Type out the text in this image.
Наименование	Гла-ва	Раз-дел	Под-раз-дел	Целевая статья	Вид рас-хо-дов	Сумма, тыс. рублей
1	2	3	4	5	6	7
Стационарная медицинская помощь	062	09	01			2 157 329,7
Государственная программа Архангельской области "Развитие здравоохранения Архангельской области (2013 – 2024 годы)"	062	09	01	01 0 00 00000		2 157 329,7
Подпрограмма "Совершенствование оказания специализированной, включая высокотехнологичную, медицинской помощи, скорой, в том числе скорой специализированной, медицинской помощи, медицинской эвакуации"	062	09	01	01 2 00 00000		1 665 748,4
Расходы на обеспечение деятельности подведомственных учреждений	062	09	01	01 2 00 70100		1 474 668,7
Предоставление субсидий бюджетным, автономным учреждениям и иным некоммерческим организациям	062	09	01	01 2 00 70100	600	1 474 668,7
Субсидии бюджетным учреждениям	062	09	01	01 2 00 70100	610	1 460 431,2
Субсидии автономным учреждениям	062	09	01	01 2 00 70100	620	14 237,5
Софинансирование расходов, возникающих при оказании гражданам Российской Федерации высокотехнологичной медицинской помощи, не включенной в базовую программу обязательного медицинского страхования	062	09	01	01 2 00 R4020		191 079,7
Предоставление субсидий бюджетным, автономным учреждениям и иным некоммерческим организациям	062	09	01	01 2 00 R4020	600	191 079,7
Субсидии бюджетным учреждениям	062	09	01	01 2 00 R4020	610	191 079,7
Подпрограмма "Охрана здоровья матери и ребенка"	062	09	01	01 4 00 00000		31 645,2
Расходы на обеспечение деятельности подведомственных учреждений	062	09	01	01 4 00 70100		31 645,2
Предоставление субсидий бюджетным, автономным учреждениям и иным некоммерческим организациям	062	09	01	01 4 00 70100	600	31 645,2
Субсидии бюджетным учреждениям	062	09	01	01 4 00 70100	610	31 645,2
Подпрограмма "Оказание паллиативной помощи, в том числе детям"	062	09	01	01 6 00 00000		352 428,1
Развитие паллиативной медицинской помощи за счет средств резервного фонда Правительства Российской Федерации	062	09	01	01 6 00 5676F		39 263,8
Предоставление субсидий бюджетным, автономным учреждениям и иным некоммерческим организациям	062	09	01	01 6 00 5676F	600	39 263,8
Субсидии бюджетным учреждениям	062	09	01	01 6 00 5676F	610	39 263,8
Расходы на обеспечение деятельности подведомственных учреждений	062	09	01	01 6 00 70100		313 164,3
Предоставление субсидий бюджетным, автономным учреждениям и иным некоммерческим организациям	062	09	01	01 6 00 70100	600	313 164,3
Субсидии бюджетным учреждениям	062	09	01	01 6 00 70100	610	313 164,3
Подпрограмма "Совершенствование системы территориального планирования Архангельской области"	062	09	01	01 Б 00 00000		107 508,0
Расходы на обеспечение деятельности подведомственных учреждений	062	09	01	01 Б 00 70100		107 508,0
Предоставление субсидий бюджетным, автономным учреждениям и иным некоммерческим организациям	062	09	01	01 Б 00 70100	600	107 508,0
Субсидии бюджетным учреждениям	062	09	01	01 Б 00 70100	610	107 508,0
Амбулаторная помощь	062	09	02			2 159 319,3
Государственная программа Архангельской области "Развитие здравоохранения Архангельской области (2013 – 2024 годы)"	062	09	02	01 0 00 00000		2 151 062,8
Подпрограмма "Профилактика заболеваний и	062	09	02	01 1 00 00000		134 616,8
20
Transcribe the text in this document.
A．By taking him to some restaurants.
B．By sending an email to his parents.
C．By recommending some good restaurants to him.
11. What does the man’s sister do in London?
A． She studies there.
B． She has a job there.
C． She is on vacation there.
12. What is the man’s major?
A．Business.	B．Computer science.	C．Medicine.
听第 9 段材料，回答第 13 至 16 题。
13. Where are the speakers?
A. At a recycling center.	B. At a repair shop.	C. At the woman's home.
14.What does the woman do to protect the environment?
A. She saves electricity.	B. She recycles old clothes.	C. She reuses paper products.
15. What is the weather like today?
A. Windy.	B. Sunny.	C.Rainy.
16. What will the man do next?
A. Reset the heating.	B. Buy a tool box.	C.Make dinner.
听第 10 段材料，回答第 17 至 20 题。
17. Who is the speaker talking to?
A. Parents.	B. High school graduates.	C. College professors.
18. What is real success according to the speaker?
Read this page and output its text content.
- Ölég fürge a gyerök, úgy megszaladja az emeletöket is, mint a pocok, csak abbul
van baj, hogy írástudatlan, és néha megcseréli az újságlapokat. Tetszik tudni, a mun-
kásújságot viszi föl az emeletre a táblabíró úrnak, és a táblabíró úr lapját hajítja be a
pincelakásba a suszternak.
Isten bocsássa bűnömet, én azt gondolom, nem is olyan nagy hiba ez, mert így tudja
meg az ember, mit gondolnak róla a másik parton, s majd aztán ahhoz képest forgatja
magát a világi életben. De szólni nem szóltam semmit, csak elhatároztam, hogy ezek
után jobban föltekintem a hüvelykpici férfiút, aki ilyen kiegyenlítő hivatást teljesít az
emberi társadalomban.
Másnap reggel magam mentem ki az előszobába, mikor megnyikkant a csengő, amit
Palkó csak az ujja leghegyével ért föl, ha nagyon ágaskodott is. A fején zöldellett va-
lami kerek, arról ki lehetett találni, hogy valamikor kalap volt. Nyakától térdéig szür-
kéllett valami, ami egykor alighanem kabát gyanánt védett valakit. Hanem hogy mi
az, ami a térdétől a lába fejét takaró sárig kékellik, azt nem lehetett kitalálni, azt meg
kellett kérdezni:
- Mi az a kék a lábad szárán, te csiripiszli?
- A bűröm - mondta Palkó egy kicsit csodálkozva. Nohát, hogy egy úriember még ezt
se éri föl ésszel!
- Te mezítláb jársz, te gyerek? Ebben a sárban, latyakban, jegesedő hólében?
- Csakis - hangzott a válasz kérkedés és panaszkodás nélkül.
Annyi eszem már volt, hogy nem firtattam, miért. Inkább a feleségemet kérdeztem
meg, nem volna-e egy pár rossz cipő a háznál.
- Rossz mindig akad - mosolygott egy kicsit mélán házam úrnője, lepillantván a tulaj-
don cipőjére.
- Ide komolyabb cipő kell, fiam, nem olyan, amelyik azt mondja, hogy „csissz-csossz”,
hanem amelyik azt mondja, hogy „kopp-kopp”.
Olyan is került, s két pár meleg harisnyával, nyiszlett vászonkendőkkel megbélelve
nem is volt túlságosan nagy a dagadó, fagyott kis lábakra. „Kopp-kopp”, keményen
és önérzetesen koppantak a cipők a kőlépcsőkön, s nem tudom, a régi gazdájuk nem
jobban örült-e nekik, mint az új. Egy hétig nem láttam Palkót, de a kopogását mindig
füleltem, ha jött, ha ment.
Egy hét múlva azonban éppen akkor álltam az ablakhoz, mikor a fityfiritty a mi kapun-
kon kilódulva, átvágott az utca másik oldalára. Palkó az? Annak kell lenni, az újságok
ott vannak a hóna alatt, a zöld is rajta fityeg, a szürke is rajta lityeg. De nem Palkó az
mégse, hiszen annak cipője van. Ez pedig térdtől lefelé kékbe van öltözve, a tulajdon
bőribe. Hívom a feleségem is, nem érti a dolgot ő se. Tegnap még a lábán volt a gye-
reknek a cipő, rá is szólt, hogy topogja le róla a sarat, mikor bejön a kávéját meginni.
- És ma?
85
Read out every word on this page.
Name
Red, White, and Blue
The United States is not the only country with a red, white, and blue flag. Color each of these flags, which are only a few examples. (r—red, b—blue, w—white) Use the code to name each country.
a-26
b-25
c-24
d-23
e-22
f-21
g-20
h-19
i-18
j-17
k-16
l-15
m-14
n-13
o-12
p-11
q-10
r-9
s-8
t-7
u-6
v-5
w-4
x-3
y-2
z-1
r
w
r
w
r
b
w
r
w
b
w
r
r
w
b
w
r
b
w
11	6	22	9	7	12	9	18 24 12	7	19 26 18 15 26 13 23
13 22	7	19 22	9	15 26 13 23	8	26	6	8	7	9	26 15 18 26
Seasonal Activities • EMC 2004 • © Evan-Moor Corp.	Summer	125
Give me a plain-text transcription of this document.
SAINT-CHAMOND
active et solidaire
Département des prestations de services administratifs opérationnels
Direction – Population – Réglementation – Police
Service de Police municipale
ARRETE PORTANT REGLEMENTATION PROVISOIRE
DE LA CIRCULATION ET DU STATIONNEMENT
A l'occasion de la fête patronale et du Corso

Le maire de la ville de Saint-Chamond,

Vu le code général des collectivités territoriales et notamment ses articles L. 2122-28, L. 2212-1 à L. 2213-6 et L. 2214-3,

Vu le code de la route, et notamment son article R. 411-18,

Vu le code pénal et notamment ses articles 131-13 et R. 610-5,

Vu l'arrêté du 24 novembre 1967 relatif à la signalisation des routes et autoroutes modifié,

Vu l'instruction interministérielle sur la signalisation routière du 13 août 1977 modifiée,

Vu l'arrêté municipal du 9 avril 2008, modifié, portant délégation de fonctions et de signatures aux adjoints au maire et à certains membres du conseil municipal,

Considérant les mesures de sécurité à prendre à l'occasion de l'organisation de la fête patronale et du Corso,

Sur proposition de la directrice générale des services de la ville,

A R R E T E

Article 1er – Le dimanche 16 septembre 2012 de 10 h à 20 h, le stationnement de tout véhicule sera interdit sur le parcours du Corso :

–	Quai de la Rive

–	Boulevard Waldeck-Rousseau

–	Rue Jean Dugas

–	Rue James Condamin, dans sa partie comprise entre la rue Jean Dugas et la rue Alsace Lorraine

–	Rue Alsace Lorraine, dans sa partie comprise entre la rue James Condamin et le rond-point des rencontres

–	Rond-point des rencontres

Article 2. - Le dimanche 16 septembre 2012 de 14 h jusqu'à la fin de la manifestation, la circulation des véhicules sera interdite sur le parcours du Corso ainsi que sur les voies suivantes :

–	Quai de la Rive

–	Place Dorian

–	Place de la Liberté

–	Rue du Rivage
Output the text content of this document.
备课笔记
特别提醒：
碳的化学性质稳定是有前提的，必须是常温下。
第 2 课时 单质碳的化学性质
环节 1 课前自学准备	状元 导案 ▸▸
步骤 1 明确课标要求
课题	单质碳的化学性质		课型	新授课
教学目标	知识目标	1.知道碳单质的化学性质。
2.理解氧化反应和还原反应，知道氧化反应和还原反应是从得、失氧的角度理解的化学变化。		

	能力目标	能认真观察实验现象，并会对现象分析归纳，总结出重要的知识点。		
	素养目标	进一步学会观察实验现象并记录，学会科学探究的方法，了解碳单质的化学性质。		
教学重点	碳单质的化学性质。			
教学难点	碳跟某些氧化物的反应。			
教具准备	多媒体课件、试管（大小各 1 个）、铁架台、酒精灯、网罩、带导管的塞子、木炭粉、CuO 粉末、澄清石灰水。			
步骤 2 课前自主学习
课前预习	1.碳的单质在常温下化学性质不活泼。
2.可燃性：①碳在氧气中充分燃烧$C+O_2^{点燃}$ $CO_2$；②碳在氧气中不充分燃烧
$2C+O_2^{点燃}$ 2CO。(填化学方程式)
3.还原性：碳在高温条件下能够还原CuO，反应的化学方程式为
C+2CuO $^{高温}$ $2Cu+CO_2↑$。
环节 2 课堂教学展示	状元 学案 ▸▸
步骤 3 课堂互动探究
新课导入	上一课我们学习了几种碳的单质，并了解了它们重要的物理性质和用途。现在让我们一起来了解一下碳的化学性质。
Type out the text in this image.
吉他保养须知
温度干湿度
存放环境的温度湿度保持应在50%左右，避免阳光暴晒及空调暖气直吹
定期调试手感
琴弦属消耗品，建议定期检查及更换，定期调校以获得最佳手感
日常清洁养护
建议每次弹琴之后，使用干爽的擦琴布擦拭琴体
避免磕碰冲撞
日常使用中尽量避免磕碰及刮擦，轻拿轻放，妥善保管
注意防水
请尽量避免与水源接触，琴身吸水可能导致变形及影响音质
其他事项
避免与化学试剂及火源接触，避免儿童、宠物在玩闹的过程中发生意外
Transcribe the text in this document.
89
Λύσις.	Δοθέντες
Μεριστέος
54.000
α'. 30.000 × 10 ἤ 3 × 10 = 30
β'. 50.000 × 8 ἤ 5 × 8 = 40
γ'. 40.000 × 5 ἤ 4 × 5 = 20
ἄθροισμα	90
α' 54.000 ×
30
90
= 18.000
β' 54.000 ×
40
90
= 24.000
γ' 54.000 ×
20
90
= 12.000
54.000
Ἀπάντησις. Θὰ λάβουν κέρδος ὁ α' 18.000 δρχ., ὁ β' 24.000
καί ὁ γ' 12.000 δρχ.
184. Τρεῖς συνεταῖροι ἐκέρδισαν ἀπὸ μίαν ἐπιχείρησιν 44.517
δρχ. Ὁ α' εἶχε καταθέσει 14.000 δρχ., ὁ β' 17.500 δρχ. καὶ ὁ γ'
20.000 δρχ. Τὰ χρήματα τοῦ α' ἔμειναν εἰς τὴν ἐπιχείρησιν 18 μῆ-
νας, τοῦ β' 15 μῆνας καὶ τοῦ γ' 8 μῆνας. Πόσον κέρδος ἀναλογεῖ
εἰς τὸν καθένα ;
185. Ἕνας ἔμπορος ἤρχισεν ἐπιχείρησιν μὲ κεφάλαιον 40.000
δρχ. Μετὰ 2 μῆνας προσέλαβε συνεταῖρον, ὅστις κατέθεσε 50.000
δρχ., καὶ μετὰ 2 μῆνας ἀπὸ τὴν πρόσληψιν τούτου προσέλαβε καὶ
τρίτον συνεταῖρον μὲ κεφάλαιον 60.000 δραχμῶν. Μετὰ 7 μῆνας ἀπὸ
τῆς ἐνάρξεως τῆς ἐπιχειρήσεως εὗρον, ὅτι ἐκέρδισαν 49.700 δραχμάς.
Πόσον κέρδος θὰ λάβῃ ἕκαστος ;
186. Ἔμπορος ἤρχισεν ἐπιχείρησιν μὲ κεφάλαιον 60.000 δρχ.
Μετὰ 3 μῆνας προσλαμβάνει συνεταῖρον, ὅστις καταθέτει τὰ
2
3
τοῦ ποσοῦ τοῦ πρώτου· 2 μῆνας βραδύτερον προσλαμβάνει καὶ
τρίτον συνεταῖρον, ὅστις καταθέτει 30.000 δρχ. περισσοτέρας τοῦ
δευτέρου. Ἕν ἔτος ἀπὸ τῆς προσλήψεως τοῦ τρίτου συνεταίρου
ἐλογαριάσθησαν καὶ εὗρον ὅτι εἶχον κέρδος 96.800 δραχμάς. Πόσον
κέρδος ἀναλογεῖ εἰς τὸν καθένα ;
..............................
▶ [TASK GOAL]: Pick out the lines containing the word "καθένα" and show them.

▶ [TASK RESULT]:
εἰς τὸν καθένα ;
κέρδος ἀναλογεῖ εἰς τὸν καθένα ;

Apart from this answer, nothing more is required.